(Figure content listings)
====================

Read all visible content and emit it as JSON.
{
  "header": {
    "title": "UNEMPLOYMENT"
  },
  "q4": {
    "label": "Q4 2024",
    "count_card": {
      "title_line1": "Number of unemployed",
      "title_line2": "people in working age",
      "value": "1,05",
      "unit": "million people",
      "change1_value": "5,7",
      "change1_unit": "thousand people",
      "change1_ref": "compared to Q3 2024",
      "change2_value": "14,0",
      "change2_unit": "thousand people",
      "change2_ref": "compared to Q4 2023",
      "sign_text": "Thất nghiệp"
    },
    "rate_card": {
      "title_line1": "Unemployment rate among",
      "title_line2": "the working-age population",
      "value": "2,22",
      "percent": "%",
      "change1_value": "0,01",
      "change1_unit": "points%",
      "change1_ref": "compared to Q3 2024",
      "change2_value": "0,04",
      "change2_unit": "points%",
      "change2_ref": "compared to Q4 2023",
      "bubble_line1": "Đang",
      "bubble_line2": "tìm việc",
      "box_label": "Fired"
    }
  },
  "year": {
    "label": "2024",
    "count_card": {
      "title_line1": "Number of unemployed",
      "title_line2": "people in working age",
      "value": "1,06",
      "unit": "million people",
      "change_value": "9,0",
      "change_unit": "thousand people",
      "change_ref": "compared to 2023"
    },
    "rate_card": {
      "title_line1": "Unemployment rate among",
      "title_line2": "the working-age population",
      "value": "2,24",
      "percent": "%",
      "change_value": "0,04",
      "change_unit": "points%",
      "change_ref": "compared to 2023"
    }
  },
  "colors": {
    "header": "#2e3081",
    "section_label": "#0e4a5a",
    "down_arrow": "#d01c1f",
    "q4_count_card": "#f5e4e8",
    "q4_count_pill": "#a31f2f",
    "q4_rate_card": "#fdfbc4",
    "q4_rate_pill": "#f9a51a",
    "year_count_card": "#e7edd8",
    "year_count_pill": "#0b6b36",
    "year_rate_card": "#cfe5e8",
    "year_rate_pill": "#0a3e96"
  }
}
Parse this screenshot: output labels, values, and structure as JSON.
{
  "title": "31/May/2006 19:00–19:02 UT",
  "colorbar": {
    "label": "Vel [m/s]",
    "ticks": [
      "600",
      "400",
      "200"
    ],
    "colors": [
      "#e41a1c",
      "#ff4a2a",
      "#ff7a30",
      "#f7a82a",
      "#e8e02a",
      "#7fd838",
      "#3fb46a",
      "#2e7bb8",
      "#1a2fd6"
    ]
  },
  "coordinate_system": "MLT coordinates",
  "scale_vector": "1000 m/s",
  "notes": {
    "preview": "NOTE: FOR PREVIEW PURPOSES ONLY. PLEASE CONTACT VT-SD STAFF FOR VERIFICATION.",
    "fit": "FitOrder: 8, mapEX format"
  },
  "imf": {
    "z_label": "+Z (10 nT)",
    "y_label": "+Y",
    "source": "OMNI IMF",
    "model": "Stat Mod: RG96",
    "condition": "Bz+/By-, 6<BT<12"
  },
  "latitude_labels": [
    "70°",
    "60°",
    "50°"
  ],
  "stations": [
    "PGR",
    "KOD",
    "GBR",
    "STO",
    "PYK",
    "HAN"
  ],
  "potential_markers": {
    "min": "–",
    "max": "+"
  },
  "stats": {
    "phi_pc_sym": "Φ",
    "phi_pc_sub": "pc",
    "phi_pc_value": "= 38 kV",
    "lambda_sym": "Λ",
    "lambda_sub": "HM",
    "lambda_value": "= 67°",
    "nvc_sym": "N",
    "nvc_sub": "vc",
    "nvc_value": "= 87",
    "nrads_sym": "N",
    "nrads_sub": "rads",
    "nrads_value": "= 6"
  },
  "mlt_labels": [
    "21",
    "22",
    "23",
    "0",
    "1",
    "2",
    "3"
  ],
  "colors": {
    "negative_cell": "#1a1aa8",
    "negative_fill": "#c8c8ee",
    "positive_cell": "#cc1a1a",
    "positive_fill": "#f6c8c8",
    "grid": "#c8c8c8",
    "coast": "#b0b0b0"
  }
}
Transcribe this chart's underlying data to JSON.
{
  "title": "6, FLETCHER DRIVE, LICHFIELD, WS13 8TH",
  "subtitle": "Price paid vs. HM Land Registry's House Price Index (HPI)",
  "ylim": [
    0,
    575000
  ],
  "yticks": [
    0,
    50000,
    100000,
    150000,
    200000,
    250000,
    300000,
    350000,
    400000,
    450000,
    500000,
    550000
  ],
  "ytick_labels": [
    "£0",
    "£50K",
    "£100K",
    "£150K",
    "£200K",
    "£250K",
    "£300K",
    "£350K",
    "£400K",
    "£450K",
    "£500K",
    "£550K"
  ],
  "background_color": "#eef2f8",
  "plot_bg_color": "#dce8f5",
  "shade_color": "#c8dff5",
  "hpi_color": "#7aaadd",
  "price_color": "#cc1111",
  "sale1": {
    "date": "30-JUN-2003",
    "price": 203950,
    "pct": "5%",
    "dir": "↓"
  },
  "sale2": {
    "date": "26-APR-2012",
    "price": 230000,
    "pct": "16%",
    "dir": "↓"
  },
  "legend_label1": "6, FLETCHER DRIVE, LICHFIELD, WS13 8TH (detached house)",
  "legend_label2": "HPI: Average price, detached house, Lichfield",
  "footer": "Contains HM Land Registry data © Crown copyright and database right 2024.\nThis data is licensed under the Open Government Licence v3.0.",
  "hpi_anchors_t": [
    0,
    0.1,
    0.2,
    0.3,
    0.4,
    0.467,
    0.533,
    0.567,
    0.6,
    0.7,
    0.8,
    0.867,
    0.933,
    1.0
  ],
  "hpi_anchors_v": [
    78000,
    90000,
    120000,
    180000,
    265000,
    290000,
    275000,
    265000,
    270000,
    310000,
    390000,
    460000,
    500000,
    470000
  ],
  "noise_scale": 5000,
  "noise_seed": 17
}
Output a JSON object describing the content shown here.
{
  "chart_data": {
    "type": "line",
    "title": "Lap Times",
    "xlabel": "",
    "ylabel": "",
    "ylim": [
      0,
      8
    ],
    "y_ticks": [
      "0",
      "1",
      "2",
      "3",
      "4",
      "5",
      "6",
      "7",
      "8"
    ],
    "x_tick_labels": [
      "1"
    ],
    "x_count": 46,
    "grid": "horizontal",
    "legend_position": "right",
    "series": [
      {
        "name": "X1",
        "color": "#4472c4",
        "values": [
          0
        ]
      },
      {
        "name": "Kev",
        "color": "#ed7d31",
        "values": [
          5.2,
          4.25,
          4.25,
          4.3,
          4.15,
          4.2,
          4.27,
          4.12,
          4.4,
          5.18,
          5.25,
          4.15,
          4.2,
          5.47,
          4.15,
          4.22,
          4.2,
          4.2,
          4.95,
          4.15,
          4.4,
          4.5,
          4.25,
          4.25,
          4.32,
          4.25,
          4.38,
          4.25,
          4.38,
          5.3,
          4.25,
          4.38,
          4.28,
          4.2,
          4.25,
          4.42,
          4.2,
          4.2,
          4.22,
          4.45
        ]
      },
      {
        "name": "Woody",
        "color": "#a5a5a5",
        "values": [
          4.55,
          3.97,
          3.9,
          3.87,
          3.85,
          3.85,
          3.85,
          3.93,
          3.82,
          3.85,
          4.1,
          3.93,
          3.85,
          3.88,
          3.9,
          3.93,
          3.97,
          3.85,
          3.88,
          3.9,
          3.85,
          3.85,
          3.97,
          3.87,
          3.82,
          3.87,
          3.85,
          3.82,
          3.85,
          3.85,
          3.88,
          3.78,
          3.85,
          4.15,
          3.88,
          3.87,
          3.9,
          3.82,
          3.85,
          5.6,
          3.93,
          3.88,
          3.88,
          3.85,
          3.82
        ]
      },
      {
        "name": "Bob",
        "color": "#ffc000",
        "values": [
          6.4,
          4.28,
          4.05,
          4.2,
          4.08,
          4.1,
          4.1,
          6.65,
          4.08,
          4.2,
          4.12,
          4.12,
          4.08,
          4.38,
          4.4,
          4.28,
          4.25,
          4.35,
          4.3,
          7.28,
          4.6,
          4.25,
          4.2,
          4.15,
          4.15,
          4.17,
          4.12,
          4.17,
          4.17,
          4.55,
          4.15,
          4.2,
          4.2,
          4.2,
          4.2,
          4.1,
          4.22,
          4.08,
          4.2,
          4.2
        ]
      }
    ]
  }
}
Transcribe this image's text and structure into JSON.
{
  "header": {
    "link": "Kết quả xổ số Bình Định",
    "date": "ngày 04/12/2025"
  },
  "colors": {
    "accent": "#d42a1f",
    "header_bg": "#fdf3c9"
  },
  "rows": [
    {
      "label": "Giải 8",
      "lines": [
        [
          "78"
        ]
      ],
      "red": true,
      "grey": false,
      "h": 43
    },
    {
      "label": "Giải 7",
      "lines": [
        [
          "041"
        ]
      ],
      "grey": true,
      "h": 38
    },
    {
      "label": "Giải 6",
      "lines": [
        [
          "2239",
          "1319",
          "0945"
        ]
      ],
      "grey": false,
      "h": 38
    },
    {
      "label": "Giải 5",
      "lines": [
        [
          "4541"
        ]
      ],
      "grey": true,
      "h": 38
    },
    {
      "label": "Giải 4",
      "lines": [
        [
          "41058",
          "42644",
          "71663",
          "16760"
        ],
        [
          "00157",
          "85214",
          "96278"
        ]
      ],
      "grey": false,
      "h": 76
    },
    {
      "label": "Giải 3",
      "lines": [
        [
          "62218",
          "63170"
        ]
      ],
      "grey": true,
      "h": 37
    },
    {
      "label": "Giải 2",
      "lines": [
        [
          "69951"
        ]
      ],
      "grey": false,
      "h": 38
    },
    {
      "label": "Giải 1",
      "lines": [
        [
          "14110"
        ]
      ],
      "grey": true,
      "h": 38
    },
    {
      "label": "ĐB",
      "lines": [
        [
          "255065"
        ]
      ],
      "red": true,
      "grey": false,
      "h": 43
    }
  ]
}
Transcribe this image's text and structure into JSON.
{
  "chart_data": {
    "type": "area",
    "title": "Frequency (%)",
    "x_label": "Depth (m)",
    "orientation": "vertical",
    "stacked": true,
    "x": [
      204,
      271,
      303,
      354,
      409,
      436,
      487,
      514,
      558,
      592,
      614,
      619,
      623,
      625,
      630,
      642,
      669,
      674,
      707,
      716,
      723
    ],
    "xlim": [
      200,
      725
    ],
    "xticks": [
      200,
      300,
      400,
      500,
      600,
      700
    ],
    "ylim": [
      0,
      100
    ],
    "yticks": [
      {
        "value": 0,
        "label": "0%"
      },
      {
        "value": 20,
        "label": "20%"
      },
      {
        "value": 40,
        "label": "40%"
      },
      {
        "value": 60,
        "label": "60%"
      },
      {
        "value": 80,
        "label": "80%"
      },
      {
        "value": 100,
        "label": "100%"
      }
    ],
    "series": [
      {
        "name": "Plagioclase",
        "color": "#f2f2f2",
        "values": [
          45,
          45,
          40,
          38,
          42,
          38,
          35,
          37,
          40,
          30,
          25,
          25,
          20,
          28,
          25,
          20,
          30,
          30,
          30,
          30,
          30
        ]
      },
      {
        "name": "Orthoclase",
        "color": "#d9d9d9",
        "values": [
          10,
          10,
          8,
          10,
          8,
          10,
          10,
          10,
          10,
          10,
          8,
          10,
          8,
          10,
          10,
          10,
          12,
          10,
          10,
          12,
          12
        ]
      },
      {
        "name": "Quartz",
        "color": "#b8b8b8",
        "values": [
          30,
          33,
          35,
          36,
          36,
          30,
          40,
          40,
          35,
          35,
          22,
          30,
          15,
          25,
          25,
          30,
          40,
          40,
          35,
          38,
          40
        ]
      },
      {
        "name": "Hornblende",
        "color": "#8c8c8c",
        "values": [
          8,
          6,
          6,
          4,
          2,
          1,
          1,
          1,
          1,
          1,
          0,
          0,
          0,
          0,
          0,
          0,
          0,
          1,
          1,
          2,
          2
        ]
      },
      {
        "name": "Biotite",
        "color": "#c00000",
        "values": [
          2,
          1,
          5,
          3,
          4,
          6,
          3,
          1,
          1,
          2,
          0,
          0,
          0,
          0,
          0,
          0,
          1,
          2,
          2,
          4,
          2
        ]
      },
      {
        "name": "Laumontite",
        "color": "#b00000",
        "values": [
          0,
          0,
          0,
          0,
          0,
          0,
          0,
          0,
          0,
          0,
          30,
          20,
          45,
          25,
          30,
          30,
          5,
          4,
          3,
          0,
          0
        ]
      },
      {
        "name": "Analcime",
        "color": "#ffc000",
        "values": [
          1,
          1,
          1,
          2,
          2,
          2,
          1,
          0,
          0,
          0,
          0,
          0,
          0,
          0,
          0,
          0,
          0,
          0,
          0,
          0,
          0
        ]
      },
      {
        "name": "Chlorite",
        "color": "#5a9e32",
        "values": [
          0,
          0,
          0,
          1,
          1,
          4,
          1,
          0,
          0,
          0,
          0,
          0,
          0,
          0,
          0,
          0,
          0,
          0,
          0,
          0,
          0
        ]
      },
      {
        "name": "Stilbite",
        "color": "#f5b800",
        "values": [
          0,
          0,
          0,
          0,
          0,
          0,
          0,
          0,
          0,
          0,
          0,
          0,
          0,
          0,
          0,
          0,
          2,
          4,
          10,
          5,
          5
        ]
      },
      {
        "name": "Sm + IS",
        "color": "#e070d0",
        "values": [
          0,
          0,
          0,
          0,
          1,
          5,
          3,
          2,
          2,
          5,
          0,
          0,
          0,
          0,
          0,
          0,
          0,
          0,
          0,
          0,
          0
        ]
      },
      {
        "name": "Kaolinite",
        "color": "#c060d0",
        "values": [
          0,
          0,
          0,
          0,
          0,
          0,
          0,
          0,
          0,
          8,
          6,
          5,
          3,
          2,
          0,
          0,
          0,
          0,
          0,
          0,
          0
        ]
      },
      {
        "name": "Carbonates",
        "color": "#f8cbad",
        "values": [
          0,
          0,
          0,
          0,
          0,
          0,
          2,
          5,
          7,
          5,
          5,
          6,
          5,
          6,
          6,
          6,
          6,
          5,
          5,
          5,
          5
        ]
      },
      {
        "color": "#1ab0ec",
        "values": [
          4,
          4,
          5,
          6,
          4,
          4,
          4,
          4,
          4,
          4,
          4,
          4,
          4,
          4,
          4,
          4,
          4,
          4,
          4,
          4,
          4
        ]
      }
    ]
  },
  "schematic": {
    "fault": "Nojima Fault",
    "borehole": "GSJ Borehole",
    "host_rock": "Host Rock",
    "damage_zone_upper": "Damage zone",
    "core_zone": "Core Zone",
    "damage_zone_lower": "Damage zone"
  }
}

====================

THE EXERCISE: Scan the listing above for the word "Damage" and copy every line that holds it.

SOLUTION BELOW:
    "damage_zone_upper": "Damage zone",
    "damage_zone_lower": "Damage zone"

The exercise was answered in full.